■ Document excerpt ■
-------

Using fluorescent confocal microscopy, we examined mitochondrial morphology in CTR-KO and MIF-KO MM cells. In Cfz-treated CTR-KO MM cells, mitochondrial functional damage was readily characterized by loss of the mitochondrial filamentous network and induction of swelling, whereas in Cfz-treated MIF-KO MM cells, the morphologic change was primarily swelling (Figure 3A-B). Because metabolomic analysis indicated that Cfz-treated MIF-KO MM cells were associated with the glutathione metabolism pathway (supplemental Figure 3D) important for protection against oxidative stress,⁴⁰  and one-half of the top 22 upregulated metabolites in MIF-KO cells were oxidative stress related (Figure 3C-D), we hypothesized that MIF regulates oxidative stress by inhibiting the production of superoxide, which is one of the proximal mitochondrial ROS and contributes to mitochondrial damage.⁴¹  We therefore measured the mitochondrial superoxide level using MitoSox red, an oxidant-sensitive fluorescent dye.⁴²  As expected, Cfz treatment resulted in a remarkable increase in mitochondrial ROS levels in low MIF-expressing cells compared with high MIF-expressing KMS-11/Cfz, ARP-1, MM.1S, or MIF-KI KMS-12-PE MM cells (Figure 3E-H; supplemental Figure 4J-K). Furthermore, by using the superoxide-scavenging antioxidant agent N-acetylcysteine,^43,44  cell death induced by Cfz in MIF-KO (but not CTR-KO) MM cells was significantly reduced by N-acetylcysteine treatment (Figure 3I-K). Overall, these results indicate that knocking out MIF increases Cfz-induced superoxide production, which results in severe mitochondrial dysfunction and damage and sensitizes MM cells to PI treatment.

To determine the mechanism underlying MIF regulation of Cfz-induced superoxide production, RNA-sequencing analysis of dimethyl sulfoxide (DMSO)- and Cfz-treated MM cells was performed (supplemental Figure 5A-B). Gene set enrichment analysis identified prominent changes in p53, hypoxia, MTORC1, ROS, interferon-γ, and apoptosis pathways in Cfz-treated MM cells (Figure 4A). By examining the expression of ROS pathway genes in RNA-sequencing data, we found that SRXN1, FTL, GLRX, SOD1, and GSR were the top 5 upregulated genes in Cfz-treated MM cells (Figure 4B). Using quantitative polymerase chain reaction,⁴⁵  we confirmed that Cfz increased the expressions of SRXN1, FTL, SOD1, and GSR but not GLRX (Figure 4C; supplemental Figure 5C-F). Knocking out MIF did not affect the expression of these 4 genes (Figure 4D; supplemental Figure 5G-I), indicating that MIF does not regulate their expression.

-------

■ Exercise set ■
A: Answer these questions using the excerpt on MIF and mitochondrial superoxide in MM cells:
(i) Which fluorescent dye was used to measure the mitochondrial superoxide level?
(ii) Which agent significantly reduced Cfz-induced cell death in MIF-KO MM cells?
(iii) Of the top 5 upregulated ROS pathway genes, which one did quantitative polymerase chain reaction not confirm as increased by Cfz?
B: Transcribe the passage of the excerpt on MIF and mitochondrial superoxide in MM cells starting at "To determine the" and ending at "regulate their expression.".

-------

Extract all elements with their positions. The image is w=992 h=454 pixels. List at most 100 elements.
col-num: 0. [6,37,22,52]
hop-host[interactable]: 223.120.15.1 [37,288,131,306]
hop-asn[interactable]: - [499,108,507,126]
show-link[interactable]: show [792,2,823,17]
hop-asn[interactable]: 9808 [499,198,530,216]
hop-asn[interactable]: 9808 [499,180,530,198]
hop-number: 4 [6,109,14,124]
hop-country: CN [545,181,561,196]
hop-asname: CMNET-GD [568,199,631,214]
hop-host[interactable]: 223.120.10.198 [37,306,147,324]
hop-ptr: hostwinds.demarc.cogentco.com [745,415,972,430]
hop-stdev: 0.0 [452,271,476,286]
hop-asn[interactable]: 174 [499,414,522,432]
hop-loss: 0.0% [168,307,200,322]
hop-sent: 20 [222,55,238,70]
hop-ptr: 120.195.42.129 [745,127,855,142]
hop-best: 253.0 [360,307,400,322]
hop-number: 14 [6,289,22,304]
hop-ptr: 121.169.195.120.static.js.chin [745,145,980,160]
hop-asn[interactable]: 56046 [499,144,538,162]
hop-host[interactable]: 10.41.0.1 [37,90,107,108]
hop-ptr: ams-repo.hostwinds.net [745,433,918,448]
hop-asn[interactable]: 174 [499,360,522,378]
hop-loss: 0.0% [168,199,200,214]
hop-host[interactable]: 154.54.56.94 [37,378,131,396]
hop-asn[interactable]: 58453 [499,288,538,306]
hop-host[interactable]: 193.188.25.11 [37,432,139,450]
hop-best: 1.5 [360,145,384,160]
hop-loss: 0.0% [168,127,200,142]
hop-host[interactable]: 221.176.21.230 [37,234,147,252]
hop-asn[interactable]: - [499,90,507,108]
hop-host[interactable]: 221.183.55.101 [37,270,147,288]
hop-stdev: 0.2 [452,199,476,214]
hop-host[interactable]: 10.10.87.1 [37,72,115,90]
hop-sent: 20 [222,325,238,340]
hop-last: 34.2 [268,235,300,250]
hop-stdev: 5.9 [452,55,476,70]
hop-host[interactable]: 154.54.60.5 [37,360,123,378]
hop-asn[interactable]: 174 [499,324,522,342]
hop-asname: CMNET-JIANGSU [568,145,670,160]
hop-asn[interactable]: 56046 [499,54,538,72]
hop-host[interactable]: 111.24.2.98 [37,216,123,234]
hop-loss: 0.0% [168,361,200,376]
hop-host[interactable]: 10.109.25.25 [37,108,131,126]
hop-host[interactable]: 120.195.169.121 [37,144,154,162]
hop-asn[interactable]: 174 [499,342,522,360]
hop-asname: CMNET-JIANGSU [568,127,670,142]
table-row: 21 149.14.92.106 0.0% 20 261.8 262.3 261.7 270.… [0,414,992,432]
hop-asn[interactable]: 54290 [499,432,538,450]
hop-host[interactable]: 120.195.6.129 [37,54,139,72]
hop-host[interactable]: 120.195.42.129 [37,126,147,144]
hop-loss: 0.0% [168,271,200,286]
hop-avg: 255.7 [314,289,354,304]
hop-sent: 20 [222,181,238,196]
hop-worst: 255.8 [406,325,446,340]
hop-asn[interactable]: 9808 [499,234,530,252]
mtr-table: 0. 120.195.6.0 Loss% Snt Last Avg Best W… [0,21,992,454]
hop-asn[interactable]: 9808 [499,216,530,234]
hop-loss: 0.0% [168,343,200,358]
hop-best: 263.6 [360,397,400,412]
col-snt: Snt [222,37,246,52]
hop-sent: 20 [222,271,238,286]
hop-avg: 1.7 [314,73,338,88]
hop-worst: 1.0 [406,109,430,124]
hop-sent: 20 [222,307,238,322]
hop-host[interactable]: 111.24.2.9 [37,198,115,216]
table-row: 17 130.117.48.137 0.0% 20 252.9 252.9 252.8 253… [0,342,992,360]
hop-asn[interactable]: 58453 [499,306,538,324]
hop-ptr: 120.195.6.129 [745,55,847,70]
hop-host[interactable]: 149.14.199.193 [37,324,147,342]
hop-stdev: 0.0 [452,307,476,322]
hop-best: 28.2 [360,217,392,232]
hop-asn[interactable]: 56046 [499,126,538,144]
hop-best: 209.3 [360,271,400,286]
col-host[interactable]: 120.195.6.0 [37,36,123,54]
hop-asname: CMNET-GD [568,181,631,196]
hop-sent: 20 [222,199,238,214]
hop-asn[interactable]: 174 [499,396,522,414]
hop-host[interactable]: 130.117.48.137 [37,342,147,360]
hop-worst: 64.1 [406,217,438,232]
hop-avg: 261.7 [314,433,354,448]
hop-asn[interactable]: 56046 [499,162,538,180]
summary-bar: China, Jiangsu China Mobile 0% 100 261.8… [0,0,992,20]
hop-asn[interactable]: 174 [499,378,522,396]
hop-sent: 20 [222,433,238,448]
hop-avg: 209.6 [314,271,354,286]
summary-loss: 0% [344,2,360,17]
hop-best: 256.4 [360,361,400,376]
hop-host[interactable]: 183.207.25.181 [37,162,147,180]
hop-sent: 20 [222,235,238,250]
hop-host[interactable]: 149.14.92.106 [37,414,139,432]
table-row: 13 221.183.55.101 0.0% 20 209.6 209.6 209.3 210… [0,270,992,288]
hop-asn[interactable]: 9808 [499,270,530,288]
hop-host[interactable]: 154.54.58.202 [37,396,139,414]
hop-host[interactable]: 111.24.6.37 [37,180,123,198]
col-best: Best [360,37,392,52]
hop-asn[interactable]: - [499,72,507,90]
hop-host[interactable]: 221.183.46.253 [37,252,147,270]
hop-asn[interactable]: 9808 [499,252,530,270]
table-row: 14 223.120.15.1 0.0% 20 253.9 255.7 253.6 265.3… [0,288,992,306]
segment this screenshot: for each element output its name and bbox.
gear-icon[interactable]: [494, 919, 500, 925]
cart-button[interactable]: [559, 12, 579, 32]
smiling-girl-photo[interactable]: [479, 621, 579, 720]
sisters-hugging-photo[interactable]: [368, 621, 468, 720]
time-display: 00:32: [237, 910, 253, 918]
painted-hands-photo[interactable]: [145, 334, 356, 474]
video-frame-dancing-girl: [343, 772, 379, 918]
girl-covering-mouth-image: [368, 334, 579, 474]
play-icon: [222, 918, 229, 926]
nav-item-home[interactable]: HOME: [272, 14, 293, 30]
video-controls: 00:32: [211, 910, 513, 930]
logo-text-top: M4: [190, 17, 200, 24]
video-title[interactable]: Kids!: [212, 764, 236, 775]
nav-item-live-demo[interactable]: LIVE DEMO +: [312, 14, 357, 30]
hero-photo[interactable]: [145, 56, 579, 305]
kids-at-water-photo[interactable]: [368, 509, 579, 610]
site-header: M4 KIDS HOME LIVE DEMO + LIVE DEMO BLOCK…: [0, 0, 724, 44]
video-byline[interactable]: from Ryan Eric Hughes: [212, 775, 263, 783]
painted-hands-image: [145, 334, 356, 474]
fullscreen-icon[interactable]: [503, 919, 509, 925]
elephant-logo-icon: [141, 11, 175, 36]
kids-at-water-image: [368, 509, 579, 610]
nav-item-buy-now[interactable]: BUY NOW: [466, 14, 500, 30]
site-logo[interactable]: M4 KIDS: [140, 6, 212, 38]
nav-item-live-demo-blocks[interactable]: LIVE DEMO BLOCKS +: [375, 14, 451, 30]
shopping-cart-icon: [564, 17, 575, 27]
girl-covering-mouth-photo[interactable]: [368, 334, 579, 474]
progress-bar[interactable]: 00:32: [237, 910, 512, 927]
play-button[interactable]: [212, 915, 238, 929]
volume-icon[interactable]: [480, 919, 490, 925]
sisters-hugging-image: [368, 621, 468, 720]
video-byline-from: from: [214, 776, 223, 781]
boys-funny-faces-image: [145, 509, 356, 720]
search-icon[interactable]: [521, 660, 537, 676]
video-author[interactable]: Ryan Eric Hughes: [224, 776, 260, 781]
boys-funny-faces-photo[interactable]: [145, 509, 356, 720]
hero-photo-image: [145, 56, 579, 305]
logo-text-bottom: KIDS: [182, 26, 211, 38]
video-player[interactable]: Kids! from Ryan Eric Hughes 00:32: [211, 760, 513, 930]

-------

■ Answers ■
A:
(i) MitoSox red
(ii) N-acetylcysteine
(iii) GLRX

B:
To determine the mechanism underlying MIF regulation of Cfz-induced superoxide production, RNA-sequencing analysis of dimethyl sulfoxide (DMSO)- and Cfz-treated MM cells was performed (supplemental Figure 5A-B). Gene set enrichment analysis identified prominent changes in p53, hypoxia, MTORC1, ROS, interferon-γ, and apoptosis pathways in Cfz-treated MM cells (Figure 4A). By examining the expression of ROS pathway genes in RNA-sequencing data, we found that SRXN1, FTL, GLRX, SOD1, and GSR were the top 5 upregulated genes in Cfz-treated MM cells (Figure 4B). Using quantitative polymerase chain reaction,⁴⁵  we confirmed that Cfz increased the expressions of SRXN1, FTL, SOD1, and GSR but not GLRX (Figure 4C; supplemental Figure 5C-F). Knocking out MIF did not affect the expression of these 4 genes (Figure 4D; supplemental Figure 5G-I), indicating that MIF does not regulate their expression.